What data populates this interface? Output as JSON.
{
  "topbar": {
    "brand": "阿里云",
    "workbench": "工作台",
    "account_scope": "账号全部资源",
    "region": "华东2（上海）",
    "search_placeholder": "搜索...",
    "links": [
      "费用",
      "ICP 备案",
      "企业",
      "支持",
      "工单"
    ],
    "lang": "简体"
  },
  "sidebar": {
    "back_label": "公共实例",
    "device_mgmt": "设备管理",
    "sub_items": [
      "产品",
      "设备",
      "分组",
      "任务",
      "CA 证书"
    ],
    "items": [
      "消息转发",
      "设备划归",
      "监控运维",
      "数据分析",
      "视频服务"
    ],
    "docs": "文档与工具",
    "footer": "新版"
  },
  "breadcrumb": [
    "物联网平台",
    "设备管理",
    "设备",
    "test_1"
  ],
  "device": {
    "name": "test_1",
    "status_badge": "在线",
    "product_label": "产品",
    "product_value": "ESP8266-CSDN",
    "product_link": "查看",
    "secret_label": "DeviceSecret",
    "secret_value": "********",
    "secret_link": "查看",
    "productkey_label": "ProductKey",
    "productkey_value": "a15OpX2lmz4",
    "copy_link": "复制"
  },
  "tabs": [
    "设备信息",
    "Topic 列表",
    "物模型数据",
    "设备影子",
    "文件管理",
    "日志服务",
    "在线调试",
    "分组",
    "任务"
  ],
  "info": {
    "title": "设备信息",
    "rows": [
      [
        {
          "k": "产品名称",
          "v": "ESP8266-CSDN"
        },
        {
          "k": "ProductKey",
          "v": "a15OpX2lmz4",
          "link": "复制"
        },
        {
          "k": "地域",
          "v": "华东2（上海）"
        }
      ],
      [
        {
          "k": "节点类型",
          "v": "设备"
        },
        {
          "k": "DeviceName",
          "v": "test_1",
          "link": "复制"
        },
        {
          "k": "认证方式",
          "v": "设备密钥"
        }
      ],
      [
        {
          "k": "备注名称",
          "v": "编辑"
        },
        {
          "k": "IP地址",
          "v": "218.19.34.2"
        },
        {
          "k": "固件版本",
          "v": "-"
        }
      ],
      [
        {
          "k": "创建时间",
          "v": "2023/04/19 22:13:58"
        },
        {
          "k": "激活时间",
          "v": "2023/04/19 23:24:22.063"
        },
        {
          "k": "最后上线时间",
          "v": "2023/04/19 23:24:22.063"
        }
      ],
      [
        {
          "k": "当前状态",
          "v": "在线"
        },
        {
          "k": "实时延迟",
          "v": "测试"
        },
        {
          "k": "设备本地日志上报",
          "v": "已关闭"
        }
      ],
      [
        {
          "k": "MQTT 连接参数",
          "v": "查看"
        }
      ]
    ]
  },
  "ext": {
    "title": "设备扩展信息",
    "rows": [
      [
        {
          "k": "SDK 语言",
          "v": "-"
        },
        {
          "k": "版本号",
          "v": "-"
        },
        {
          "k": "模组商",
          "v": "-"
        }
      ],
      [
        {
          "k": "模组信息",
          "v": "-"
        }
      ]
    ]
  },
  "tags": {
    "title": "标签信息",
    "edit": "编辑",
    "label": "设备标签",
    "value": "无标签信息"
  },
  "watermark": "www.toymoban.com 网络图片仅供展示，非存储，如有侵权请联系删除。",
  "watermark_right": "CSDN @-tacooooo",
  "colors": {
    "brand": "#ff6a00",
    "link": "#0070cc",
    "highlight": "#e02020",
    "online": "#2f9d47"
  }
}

※

» **Exercise directions**: From the records above, extract every entry exactly as given.

» **Response to the task**:
What data populates this interface? Output as JSON.
{
  "topbar": {
    "brand": "阿里云",
    "workbench": "工作台",
    "account_scope": "账号全部资源",
    "region": "华东2（上海）",
    "search_placeholder": "搜索...",
    "links": [
      "费用",
      "ICP 备案",
      "企业",
      "支持",
      "工单"
    ],
    "lang": "简体"
  },
  "sidebar": {
    "back_label": "公共实例",
    "device_mgmt": "设备管理",
    "sub_items": [
      "产品",
      "设备",
      "分组",
      "任务",
      "CA 证书"
    ],
    "items": [
      "消息转发",
      "设备划归",
      "监控运维",
      "数据分析",
      "视频服务"
    ],
    "docs": "文档与工具",
    "footer": "新版"
  },
  "breadcrumb": [
    "物联网平台",
    "设备管理",
    "设备",
    "test_1"
  ],
  "device": {
    "name": "test_1",
    "status_badge": "在线",
    "product_label": "产品",
    "product_value": "ESP8266-CSDN",
    "product_link": "查看",
    "secret_label": "DeviceSecret",
    "secret_value": "********",
    "secret_link": "查看",
    "productkey_label": "ProductKey",
    "productkey_value": "a15OpX2lmz4",
    "copy_link": "复制"
  },
  "tabs": [
    "设备信息",
    "Topic 列表",
    "物模型数据",
    "设备影子",
    "文件管理",
    "日志服务",
    "在线调试",
    "分组",
    "任务"
  ],
  "info": {
    "title": "设备信息",
    "rows": [
      [
        {
          "k": "产品名称",
          "v": "ESP8266-CSDN"
        },
        {
          "k": "ProductKey",
          "v": "a15OpX2lmz4",
          "link": "复制"
        },
        {
          "k": "地域",
          "v": "华东2（上海）"
        }
      ],
      [
        {
          "k": "节点类型",
          "v": "设备"
        },
        {
          "k": "DeviceName",
          "v": "test_1",
          "link": "复制"
        },
        {
          "k": "认证方式",
          "v": "设备密钥"
        }
      ],
      [
        {
          "k": "备注名称",
          "v": "编辑"
        },
        {
          "k": "IP地址",
          "v": "218.19.34.2"
        },
        {
          "k": "固件版本",
          "v": "-"
        }
      ],
      [
        {
          "k": "创建时间",
          "v": "2023/04/19 22:13:58"
        },
        {
          "k": "激活时间",
          "v": "2023/04/19 23:24:22.063"
        },
        {
          "k": "最后上线时间",
          "v": "2023/04/19 23:24:22.063"
        }
      ],
      [
        {
          "k": "当前状态",
          "v": "在线"
        },
        {
          "k": "实时延迟",
          "v": "测试"
        },
        {
          "k": "设备本地日志上报",
          "v": "已关闭"
        }
      ],
      [
        {
          "k": "MQTT 连接参数",
          "v": "查看"
        }
      ]
    ]
  },
  "ext": {
    "title": "设备扩展信息",
    "rows": [
      [
        {
          "k": "SDK 语言",
          "v": "-"
        },
        {
          "k": "版本号",
          "v": "-"
        },
        {
          "k": "模组商",
          "v": "-"
        }
      ],
      [
        {
          "k": "模组信息",
          "v": "-"
        }
      ]
    ]
  },
  "tags": {
    "title": "标签信息",
    "edit": "编辑",
    "label": "设备标签",
    "value": "无标签信息"
  },
  "watermark": "www.toymoban.com 网络图片仅供展示，非存储，如有侵权请联系删除。",
  "watermark_right": "CSDN @-tacooooo",
  "colors": {
    "brand": "#ff6a00",
    "link": "#0070cc",
    "highlight": "#e02020",
    "online": "#2f9d47"
  }
}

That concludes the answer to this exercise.